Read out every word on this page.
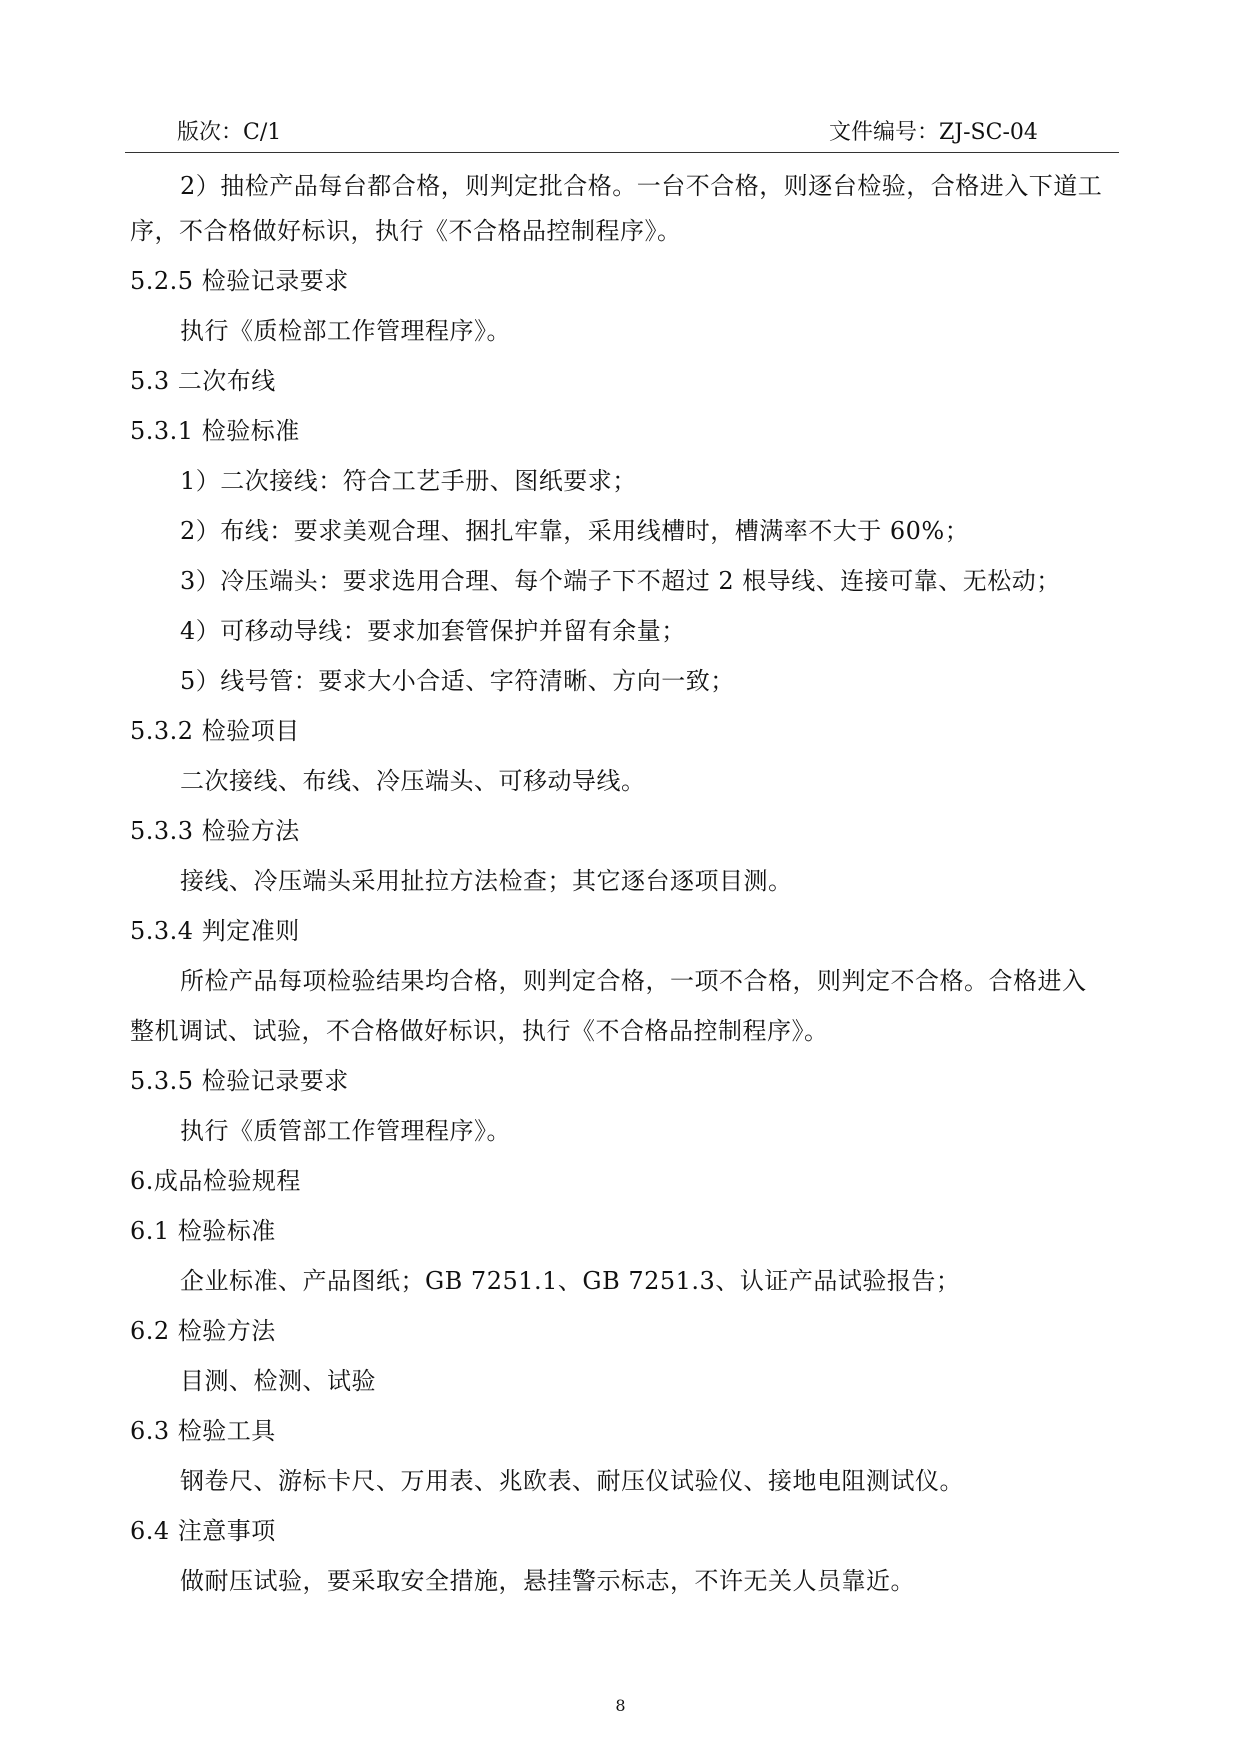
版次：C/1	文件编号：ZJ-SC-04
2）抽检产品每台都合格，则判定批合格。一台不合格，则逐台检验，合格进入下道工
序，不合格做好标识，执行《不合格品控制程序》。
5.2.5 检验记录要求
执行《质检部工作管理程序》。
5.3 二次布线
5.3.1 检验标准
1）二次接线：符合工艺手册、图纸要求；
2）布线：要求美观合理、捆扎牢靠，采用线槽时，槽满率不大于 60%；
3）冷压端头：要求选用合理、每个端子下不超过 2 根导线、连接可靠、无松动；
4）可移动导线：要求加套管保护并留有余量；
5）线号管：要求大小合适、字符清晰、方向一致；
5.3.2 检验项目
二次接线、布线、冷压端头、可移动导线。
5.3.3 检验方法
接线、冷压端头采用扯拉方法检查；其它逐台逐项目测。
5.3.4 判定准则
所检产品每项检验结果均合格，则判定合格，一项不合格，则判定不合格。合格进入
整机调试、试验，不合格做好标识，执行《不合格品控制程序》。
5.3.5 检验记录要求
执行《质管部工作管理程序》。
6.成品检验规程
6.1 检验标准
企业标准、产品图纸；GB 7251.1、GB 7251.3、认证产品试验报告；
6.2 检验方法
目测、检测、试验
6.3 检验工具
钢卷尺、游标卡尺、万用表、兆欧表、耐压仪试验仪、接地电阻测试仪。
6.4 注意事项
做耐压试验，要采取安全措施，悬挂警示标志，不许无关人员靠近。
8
== == ==
Check each line above for the string "不合格品控制程序" and show the ones that have it.

序，不合格做好标识，执行《不合格品控制程序》。
整机调试、试验，不合格做好标识，执行《不合格品控制程序》。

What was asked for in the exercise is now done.